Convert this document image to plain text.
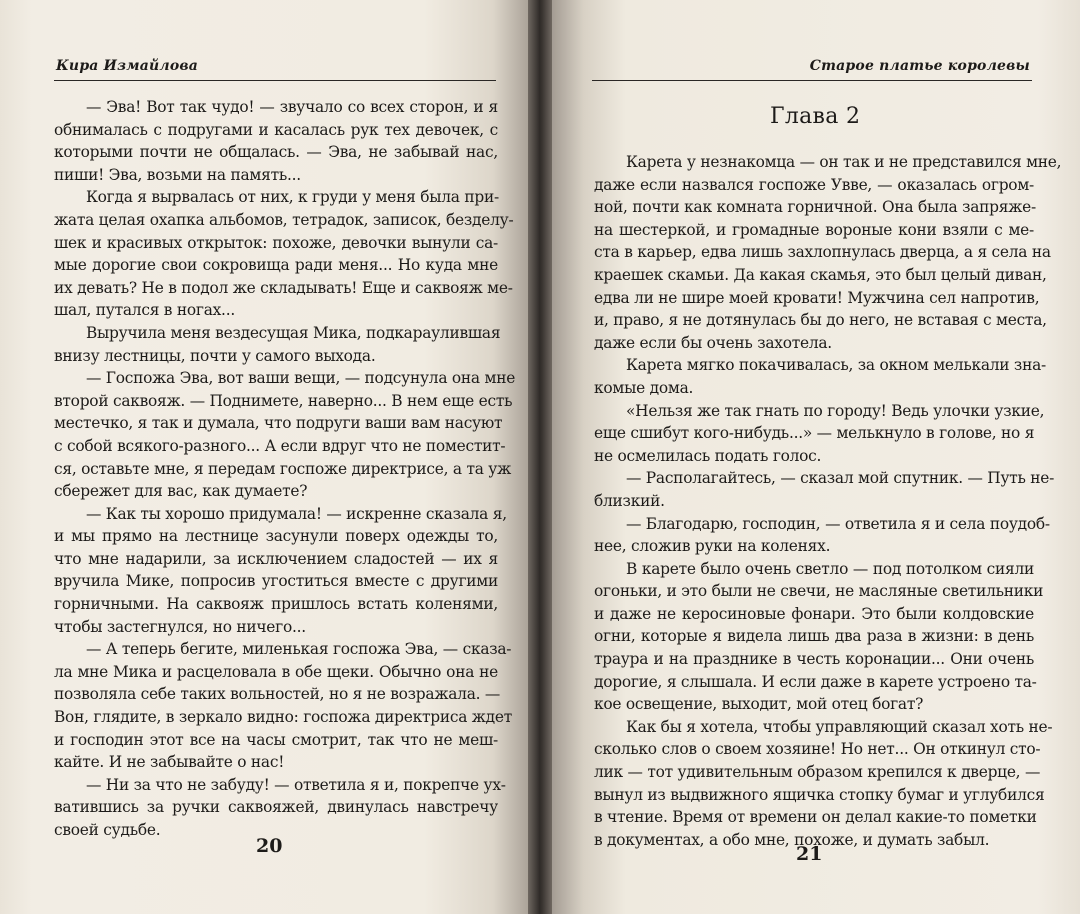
Кира Измайлова

— Эва! Вот так чудо! — звучало со всех сторон, и я
обнималась с подругами и касалась рук тех девочек, с
которыми почти не общалась. — Эва, не забывай нас,
пиши! Эва, возьми на память...
Когда я вырвалась от них, к груди у меня была при-
жата целая охапка альбомов, тетрадок, записок, безделу-
шек и красивых открыток: похоже, девочки вынули са-
мые дорогие свои сокровища ради меня... Но куда мне
их девать? Не в подол же складывать! Еще и саквояж ме-
шал, путался в ногах...
Выручила меня вездесущая Мика, подкараулившая
внизу лестницы, почти у самого выхода.
— Госпожа Эва, вот ваши вещи, — подсунула она мне
второй саквояж. — Поднимете, наверно... В нем еще есть
местечко, я так и думала, что подруги ваши вам насуют
с собой всякого-разного... А если вдруг что не поместит-
ся, оставьте мне, я передам госпоже директрисе, а та уж
сбережет для вас, как думаете?
— Как ты хорошо придумала! — искренне сказала я,
и мы прямо на лестнице засунули поверх одежды то,
что мне надарили, за исключением сладостей — их я
вручила Мике, попросив угоститься вместе с другими
горничными. На саквояж пришлось встать коленями,
чтобы застегнулся, но ничего...
— А теперь бегите, миленькая госпожа Эва, — сказа-
ла мне Мика и расцеловала в обе щеки. Обычно она не
позволяла себе таких вольностей, но я не возражала. —
Вон, глядите, в зеркало видно: госпожа директриса ждет
и господин этот все на часы смотрит, так что не меш-
кайте. И не забывайте о нас!
— Ни за что не забуду! — ответила я и, покрепче ух-
ватившись за ручки саквояжей, двинулась навстречу
своей судьбе.

20

Старое платье королевы

Глава 2
Карета у незнакомца — он так и не представился мне,
даже если назвался госпоже Увве, — оказалась огром-
ной, почти как комната горничной. Она была запряже-
на шестеркой, и громадные вороные кони взяли с ме-
ста в карьер, едва лишь захлопнулась дверца, а я села на
краешек скамьи. Да какая скамья, это был целый диван,
едва ли не шире моей кровати! Мужчина сел напротив,
и, право, я не дотянулась бы до него, не вставая с места,
даже если бы очень захотела.
Карета мягко покачивалась, за окном мелькали зна-
комые дома.
«Нельзя же так гнать по городу! Ведь улочки узкие,
еще сшибут кого-нибудь...» — мелькнуло в голове, но я
не осмелилась подать голос.
— Располагайтесь, — сказал мой спутник. — Путь не-
близкий.
— Благодарю, господин, — ответила я и села поудоб-
нее, сложив руки на коленях.
В карете было очень светло — под потолком сияли
огоньки, и это были не свечи, не масляные светильники
и даже не керосиновые фонари. Это были колдовские
огни, которые я видела лишь два раза в жизни: в день
траура и на празднике в честь коронации... Они очень
дорогие, я слышала. И если даже в карете устроено та-
кое освещение, выходит, мой отец богат?
Как бы я хотела, чтобы управляющий сказал хоть не-
сколько слов о своем хозяине! Но нет... Он откинул сто-
лик — тот удивительным образом крепился к дверце, —
вынул из выдвижного ящичка стопку бумаг и углубился
в чтение. Время от времени он делал какие-то пометки
в документах, а обо мне, похоже, и думать забыл.

21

· · · ·

What you should do = What is needed is an exact reproduction of the data, pictures excluded.

The solution =
Convert this document image to plain text.
Кира Измайлова

— Эва! Вот так чудо! — звучало со всех сторон, и я
обнималась с подругами и касалась рук тех девочек, с
которыми почти не общалась. — Эва, не забывай нас,
пиши! Эва, возьми на память...
Когда я вырвалась от них, к груди у меня была при-
жата целая охапка альбомов, тетрадок, записок, безделу-
шек и красивых открыток: похоже, девочки вынули са-
мые дорогие свои сокровища ради меня... Но куда мне
их девать? Не в подол же складывать! Еще и саквояж ме-
шал, путался в ногах...
Выручила меня вездесущая Мика, подкараулившая
внизу лестницы, почти у самого выхода.
— Госпожа Эва, вот ваши вещи, — подсунула она мне
второй саквояж. — Поднимете, наверно... В нем еще есть
местечко, я так и думала, что подруги ваши вам насуют
с собой всякого-разного... А если вдруг что не поместит-
ся, оставьте мне, я передам госпоже директрисе, а та уж
сбережет для вас, как думаете?
— Как ты хорошо придумала! — искренне сказала я,
и мы прямо на лестнице засунули поверх одежды то,
что мне надарили, за исключением сладостей — их я
вручила Мике, попросив угоститься вместе с другими
горничными. На саквояж пришлось встать коленями,
чтобы застегнулся, но ничего...
— А теперь бегите, миленькая госпожа Эва, — сказа-
ла мне Мика и расцеловала в обе щеки. Обычно она не
позволяла себе таких вольностей, но я не возражала. —
Вон, глядите, в зеркало видно: госпожа директриса ждет
и господин этот все на часы смотрит, так что не меш-
кайте. И не забывайте о нас!
— Ни за что не забуду! — ответила я и, покрепче ух-
ватившись за ручки саквояжей, двинулась навстречу
своей судьбе.

20

Старое платье королевы

Глава 2
Карета у незнакомца — он так и не представился мне,
даже если назвался госпоже Увве, — оказалась огром-
ной, почти как комната горничной. Она была запряже-
на шестеркой, и громадные вороные кони взяли с ме-
ста в карьер, едва лишь захлопнулась дверца, а я села на
краешек скамьи. Да какая скамья, это был целый диван,
едва ли не шире моей кровати! Мужчина сел напротив,
и, право, я не дотянулась бы до него, не вставая с места,
даже если бы очень захотела.
Карета мягко покачивалась, за окном мелькали зна-
комые дома.
«Нельзя же так гнать по городу! Ведь улочки узкие,
еще сшибут кого-нибудь...» — мелькнуло в голове, но я
не осмелилась подать голос.
— Располагайтесь, — сказал мой спутник. — Путь не-
близкий.
— Благодарю, господин, — ответила я и села поудоб-
нее, сложив руки на коленях.
В карете было очень светло — под потолком сияли
огоньки, и это были не свечи, не масляные светильники
и даже не керосиновые фонари. Это были колдовские
огни, которые я видела лишь два раза в жизни: в день
траура и на празднике в честь коронации... Они очень
дорогие, я слышала. И если даже в карете устроено та-
кое освещение, выходит, мой отец богат?
Как бы я хотела, чтобы управляющий сказал хоть не-
сколько слов о своем хозяине! Но нет... Он откинул сто-
лик — тот удивительным образом крепился к дверце, —
вынул из выдвижного ящичка стопку бумаг и углубился
в чтение. Время от времени он делал какие-то пометки
в документах, а обо мне, похоже, и думать забыл.

21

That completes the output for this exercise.